• **Exercise instructions**
Present the following data again exactly as it is shown.

• **Data records**
=-=-=

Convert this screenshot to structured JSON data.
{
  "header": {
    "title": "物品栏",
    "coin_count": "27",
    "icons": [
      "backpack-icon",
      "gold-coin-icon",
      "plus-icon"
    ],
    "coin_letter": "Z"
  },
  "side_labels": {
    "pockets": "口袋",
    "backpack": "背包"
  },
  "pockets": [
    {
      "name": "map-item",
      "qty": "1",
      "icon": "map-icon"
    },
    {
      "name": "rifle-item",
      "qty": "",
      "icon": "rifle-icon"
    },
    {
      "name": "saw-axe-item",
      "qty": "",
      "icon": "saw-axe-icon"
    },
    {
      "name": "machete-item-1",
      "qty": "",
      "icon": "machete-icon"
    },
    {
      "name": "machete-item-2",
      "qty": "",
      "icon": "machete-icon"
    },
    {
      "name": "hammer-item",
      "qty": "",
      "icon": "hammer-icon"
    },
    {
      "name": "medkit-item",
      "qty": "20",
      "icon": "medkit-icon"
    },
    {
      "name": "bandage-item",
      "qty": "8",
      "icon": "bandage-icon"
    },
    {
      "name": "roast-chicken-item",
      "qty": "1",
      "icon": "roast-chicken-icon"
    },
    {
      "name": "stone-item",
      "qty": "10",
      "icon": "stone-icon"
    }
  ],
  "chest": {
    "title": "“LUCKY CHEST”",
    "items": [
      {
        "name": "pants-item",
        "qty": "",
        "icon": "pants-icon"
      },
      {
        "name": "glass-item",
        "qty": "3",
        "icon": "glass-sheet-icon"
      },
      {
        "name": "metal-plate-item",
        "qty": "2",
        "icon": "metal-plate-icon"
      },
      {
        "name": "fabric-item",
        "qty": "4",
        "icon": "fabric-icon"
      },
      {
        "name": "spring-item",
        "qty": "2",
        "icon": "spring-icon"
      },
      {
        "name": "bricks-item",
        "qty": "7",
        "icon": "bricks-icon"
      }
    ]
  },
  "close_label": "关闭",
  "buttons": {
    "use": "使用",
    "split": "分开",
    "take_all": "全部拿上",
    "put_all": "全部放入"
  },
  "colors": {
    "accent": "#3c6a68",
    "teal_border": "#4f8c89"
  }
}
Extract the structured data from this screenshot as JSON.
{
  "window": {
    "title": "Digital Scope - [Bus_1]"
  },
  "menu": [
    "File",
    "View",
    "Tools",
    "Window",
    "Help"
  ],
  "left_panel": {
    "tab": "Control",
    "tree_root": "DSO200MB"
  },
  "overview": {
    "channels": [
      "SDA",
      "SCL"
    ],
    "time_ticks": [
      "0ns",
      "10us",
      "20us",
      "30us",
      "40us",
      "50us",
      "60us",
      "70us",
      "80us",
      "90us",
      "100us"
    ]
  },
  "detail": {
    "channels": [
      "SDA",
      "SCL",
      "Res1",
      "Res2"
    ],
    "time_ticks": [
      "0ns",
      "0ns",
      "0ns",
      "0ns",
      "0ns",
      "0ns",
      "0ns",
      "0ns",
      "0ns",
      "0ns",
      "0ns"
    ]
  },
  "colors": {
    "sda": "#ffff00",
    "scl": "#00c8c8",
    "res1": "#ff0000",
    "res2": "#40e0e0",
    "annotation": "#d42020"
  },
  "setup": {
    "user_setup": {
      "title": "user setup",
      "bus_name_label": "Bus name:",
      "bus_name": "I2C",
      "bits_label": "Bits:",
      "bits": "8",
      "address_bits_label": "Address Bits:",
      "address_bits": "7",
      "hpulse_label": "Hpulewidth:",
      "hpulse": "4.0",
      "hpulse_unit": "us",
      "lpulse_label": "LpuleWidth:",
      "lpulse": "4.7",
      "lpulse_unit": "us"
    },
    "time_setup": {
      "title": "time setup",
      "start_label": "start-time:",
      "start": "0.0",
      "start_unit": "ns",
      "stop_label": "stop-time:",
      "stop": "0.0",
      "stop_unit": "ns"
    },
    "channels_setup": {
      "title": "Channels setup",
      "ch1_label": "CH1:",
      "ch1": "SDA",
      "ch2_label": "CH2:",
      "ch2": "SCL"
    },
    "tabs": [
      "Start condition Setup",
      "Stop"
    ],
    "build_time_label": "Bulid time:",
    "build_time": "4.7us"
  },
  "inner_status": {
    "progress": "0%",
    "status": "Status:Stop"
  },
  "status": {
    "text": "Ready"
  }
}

=-=-=

• **Answer to the exercise**
Convert this screenshot to structured JSON data.
{
  "header": {
    "title": "物品栏",
    "coin_count": "27",
    "icons": [
      "backpack-icon",
      "gold-coin-icon",
      "plus-icon"
    ],
    "coin_letter": "Z"
  },
  "side_labels": {
    "pockets": "口袋",
    "backpack": "背包"
  },
  "pockets": [
    {
      "name": "map-item",
      "qty": "1",
      "icon": "map-icon"
    },
    {
      "name": "rifle-item",
      "qty": "",
      "icon": "rifle-icon"
    },
    {
      "name": "saw-axe-item",
      "qty": "",
      "icon": "saw-axe-icon"
    },
    {
      "name": "machete-item-1",
      "qty": "",
      "icon": "machete-icon"
    },
    {
      "name": "machete-item-2",
      "qty": "",
      "icon": "machete-icon"
    },
    {
      "name": "hammer-item",
      "qty": "",
      "icon": "hammer-icon"
    },
    {
      "name": "medkit-item",
      "qty": "20",
      "icon": "medkit-icon"
    },
    {
      "name": "bandage-item",
      "qty": "8",
      "icon": "bandage-icon"
    },
    {
      "name": "roast-chicken-item",
      "qty": "1",
      "icon": "roast-chicken-icon"
    },
    {
      "name": "stone-item",
      "qty": "10",
      "icon": "stone-icon"
    }
  ],
  "chest": {
    "title": "“LUCKY CHEST”",
    "items": [
      {
        "name": "pants-item",
        "qty": "",
        "icon": "pants-icon"
      },
      {
        "name": "glass-item",
        "qty": "3",
        "icon": "glass-sheet-icon"
      },
      {
        "name": "metal-plate-item",
        "qty": "2",
        "icon": "metal-plate-icon"
      },
      {
        "name": "fabric-item",
        "qty": "4",
        "icon": "fabric-icon"
      },
      {
        "name": "spring-item",
        "qty": "2",
        "icon": "spring-icon"
      },
      {
        "name": "bricks-item",
        "qty": "7",
        "icon": "bricks-icon"
      }
    ]
  },
  "close_label": "关闭",
  "buttons": {
    "use": "使用",
    "split": "分开",
    "take_all": "全部拿上",
    "put_all": "全部放入"
  },
  "colors": {
    "accent": "#3c6a68",
    "teal_border": "#4f8c89"
  }
}
Extract the structured data from this screenshot as JSON.
{
  "window": {
    "title": "Digital Scope - [Bus_1]"
  },
  "menu": [
    "File",
    "View",
    "Tools",
    "Window",
    "Help"
  ],
  "left_panel": {
    "tab": "Control",
    "tree_root": "DSO200MB"
  },
  "overview": {
    "channels": [
      "SDA",
      "SCL"
    ],
    "time_ticks": [
      "0ns",
      "10us",
      "20us",
      "30us",
      "40us",
      "50us",
      "60us",
      "70us",
      "80us",
      "90us",
      "100us"
    ]
  },
  "detail": {
    "channels": [
      "SDA",
      "SCL",
      "Res1",
      "Res2"
    ],
    "time_ticks": [
      "0ns",
      "0ns",
      "0ns",
      "0ns",
      "0ns",
      "0ns",
      "0ns",
      "0ns",
      "0ns",
      "0ns",
      "0ns"
    ]
  },
  "colors": {
    "sda": "#ffff00",
    "scl": "#00c8c8",
    "res1": "#ff0000",
    "res2": "#40e0e0",
    "annotation": "#d42020"
  },
  "setup": {
    "user_setup": {
      "title": "user setup",
      "bus_name_label": "Bus name:",
      "bus_name": "I2C",
      "bits_label": "Bits:",
      "bits": "8",
      "address_bits_label": "Address Bits:",
      "address_bits": "7",
      "hpulse_label": "Hpulewidth:",
      "hpulse": "4.0",
      "hpulse_unit": "us",
      "lpulse_label": "LpuleWidth:",
      "lpulse": "4.7",
      "lpulse_unit": "us"
    },
    "time_setup": {
      "title": "time setup",
      "start_label": "start-time:",
      "start": "0.0",
      "start_unit": "ns",
      "stop_label": "stop-time:",
      "stop": "0.0",
      "stop_unit": "ns"
    },
    "channels_setup": {
      "title": "Channels setup",
      "ch1_label": "CH1:",
      "ch1": "SDA",
      "ch2_label": "CH2:",
      "ch2": "SCL"
    },
    "tabs": [
      "Start condition Setup",
      "Stop"
    ],
    "build_time_label": "Bulid time:",
    "build_time": "4.7us"
  },
  "inner_status": {
    "progress": "0%",
    "status": "Status:Stop"
  },
  "status": {
    "text": "Ready"
  }
}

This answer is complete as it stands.